• Goal of the exercise:
Copy each line of the items below verbatim.

-- BEGIN Records for processing --

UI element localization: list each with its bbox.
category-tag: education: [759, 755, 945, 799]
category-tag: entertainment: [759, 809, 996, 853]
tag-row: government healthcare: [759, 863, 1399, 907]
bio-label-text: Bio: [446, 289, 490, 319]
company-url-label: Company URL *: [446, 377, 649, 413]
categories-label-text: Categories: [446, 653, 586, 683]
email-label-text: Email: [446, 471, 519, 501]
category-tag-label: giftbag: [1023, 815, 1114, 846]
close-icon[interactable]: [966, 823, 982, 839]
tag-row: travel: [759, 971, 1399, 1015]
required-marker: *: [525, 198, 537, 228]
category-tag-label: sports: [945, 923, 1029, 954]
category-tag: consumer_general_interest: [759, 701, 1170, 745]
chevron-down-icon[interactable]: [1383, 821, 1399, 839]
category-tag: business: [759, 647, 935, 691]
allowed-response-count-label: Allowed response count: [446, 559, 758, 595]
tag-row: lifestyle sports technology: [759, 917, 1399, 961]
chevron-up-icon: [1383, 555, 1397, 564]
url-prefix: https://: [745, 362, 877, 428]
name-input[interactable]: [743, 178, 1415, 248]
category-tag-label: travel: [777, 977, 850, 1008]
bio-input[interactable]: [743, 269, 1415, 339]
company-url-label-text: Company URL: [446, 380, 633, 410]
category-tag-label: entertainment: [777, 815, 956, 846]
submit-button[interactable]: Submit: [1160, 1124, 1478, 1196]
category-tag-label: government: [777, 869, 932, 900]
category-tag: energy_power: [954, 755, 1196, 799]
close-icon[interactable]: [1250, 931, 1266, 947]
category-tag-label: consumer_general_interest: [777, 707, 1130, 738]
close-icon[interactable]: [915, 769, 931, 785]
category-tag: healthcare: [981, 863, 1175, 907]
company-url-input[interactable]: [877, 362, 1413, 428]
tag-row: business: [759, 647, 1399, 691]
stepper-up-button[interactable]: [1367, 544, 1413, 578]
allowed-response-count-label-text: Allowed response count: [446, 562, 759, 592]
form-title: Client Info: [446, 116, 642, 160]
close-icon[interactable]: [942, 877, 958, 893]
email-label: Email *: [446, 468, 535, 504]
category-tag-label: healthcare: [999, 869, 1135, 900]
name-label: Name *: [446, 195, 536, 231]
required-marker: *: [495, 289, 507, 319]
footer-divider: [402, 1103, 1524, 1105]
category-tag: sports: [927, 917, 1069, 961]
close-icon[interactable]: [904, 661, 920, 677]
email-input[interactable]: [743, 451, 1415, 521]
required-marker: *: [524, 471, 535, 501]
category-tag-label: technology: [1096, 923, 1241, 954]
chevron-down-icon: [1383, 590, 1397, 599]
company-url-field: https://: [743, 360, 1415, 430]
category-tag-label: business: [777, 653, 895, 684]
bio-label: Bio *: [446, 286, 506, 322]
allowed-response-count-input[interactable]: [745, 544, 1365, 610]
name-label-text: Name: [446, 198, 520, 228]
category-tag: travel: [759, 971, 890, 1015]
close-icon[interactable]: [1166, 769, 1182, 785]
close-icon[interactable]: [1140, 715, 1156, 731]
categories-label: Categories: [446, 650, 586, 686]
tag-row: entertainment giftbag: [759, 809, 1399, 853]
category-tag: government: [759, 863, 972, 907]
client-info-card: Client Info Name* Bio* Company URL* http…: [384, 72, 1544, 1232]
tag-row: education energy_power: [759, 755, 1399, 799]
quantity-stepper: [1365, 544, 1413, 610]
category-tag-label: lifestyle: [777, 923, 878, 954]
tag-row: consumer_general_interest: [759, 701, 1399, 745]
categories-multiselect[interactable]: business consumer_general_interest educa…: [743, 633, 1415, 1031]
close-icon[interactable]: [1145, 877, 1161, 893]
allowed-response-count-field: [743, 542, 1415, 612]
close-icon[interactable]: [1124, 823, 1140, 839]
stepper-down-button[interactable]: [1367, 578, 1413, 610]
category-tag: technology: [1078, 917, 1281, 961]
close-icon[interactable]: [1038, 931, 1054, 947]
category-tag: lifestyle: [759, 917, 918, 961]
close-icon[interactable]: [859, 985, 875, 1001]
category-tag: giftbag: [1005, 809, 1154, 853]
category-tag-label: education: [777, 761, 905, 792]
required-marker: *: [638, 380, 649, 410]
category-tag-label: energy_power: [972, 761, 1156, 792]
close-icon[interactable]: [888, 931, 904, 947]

-- END Records for processing --

• Task answer:
UI element localization: list each with its bbox.
category-tag: education: [759, 755, 945, 799]
category-tag: entertainment: [759, 809, 996, 853]
tag-row: government healthcare: [759, 863, 1399, 907]
bio-label-text: Bio: [446, 289, 490, 319]
company-url-label: Company URL *: [446, 377, 649, 413]
categories-label-text: Categories: [446, 653, 586, 683]
email-label-text: Email: [446, 471, 519, 501]
category-tag-label: giftbag: [1023, 815, 1114, 846]
close-icon[interactable]: [966, 823, 982, 839]
tag-row: travel: [759, 971, 1399, 1015]
required-marker: *: [525, 198, 537, 228]
category-tag-label: sports: [945, 923, 1029, 954]
category-tag: consumer_general_interest: [759, 701, 1170, 745]
chevron-down-icon[interactable]: [1383, 821, 1399, 839]
category-tag: business: [759, 647, 935, 691]
allowed-response-count-label: Allowed response count: [446, 559, 758, 595]
tag-row: lifestyle sports technology: [759, 917, 1399, 961]
chevron-up-icon: [1383, 555, 1397, 564]
url-prefix: https://: [745, 362, 877, 428]
name-input[interactable]: [743, 178, 1415, 248]
category-tag-label: travel: [777, 977, 850, 1008]
bio-input[interactable]: [743, 269, 1415, 339]
company-url-label-text: Company URL: [446, 380, 633, 410]
category-tag-label: entertainment: [777, 815, 956, 846]
submit-button[interactable]: Submit: [1160, 1124, 1478, 1196]
category-tag-label: government: [777, 869, 932, 900]
category-tag: energy_power: [954, 755, 1196, 799]
close-icon[interactable]: [1250, 931, 1266, 947]
category-tag-label: consumer_general_interest: [777, 707, 1130, 738]
close-icon[interactable]: [915, 769, 931, 785]
category-tag: healthcare: [981, 863, 1175, 907]
company-url-input[interactable]: [877, 362, 1413, 428]
tag-row: business: [759, 647, 1399, 691]
stepper-up-button[interactable]: [1367, 544, 1413, 578]
allowed-response-count-label-text: Allowed response count: [446, 562, 759, 592]
form-title: Client Info: [446, 116, 642, 160]
close-icon[interactable]: [942, 877, 958, 893]
email-label: Email *: [446, 468, 535, 504]
category-tag-label: healthcare: [999, 869, 1135, 900]
name-label: Name *: [446, 195, 536, 231]
required-marker: *: [495, 289, 507, 319]
footer-divider: [402, 1103, 1524, 1105]
category-tag: sports: [927, 917, 1069, 961]
close-icon[interactable]: [904, 661, 920, 677]
email-input[interactable]: [743, 451, 1415, 521]
required-marker: *: [524, 471, 535, 501]
category-tag-label: technology: [1096, 923, 1241, 954]
chevron-down-icon: [1383, 590, 1397, 599]
company-url-field: https://: [743, 360, 1415, 430]
category-tag-label: business: [777, 653, 895, 684]
bio-label: Bio *: [446, 286, 506, 322]
allowed-response-count-input[interactable]: [745, 544, 1365, 610]
name-label-text: Name: [446, 198, 520, 228]
category-tag: travel: [759, 971, 890, 1015]
close-icon[interactable]: [1166, 769, 1182, 785]
close-icon[interactable]: [1140, 715, 1156, 731]
categories-label: Categories: [446, 650, 586, 686]
tag-row: entertainment giftbag: [759, 809, 1399, 853]
category-tag: government: [759, 863, 972, 907]
client-info-card: Client Info Name* Bio* Company URL* http…: [384, 72, 1544, 1232]
tag-row: education energy_power: [759, 755, 1399, 799]
quantity-stepper: [1365, 544, 1413, 610]
category-tag-label: lifestyle: [777, 923, 878, 954]
tag-row: consumer_general_interest: [759, 701, 1399, 745]
categories-multiselect[interactable]: business consumer_general_interest educa…: [743, 633, 1415, 1031]
close-icon[interactable]: [1145, 877, 1161, 893]
allowed-response-count-field: [743, 542, 1415, 612]
close-icon[interactable]: [1124, 823, 1140, 839]
stepper-down-button[interactable]: [1367, 578, 1413, 610]
category-tag: technology: [1078, 917, 1281, 961]
close-icon[interactable]: [1038, 931, 1054, 947]
category-tag: lifestyle: [759, 917, 918, 961]
close-icon[interactable]: [859, 985, 875, 1001]
category-tag: giftbag: [1005, 809, 1154, 853]
category-tag-label: education: [777, 761, 905, 792]
required-marker: *: [638, 380, 649, 410]
category-tag-label: energy_power: [972, 761, 1156, 792]
close-icon[interactable]: [888, 931, 904, 947]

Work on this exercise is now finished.